• Exercise input:
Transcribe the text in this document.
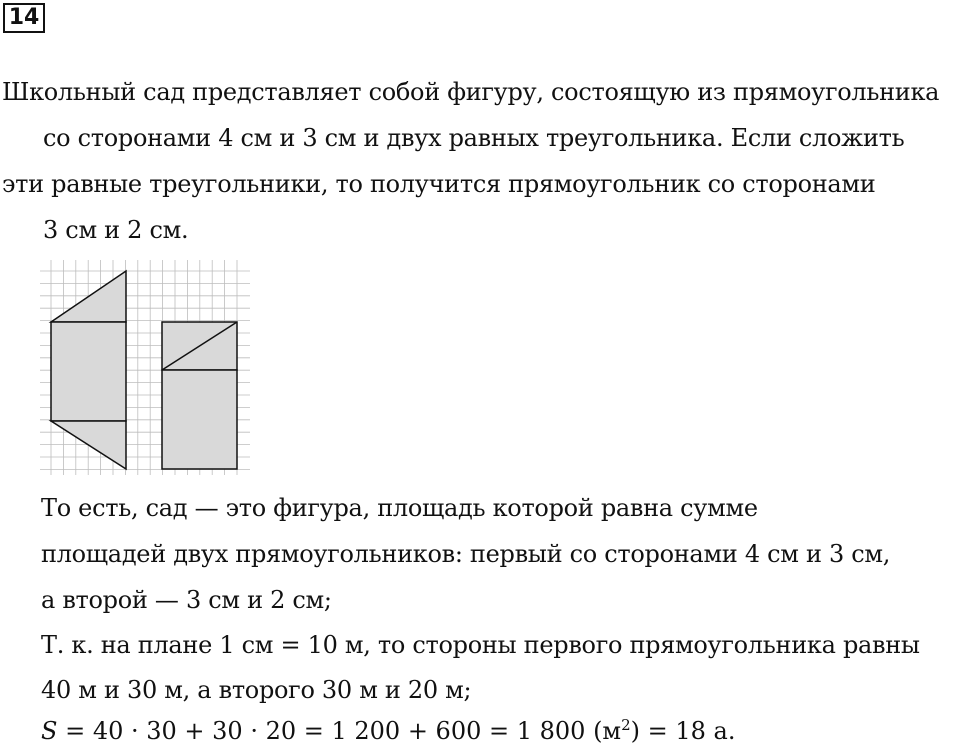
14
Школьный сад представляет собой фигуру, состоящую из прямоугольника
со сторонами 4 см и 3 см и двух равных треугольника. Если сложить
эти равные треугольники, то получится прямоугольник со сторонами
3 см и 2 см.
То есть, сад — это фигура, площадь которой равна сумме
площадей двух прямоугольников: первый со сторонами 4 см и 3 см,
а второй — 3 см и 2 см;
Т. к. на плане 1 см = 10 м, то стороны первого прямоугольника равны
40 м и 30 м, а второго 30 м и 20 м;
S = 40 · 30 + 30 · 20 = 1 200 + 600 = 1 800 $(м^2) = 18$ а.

• Set exercise: Do not include images; quote all of the entries above exactly.

• Answer to this problem:
Transcribe the text in this document.
14
Школьный сад представляет собой фигуру, состоящую из прямоугольника
со сторонами 4 см и 3 см и двух равных треугольника. Если сложить
эти равные треугольники, то получится прямоугольник со сторонами
3 см и 2 см.
То есть, сад — это фигура, площадь которой равна сумме
площадей двух прямоугольников: первый со сторонами 4 см и 3 см,
а второй — 3 см и 2 см;
Т. к. на плане 1 см = 10 м, то стороны первого прямоугольника равны
40 м и 30 м, а второго 30 м и 20 м;
S = 40 · 30 + 30 · 20 = 1 200 + 600 = 1 800 $(м^2) = 18$ а.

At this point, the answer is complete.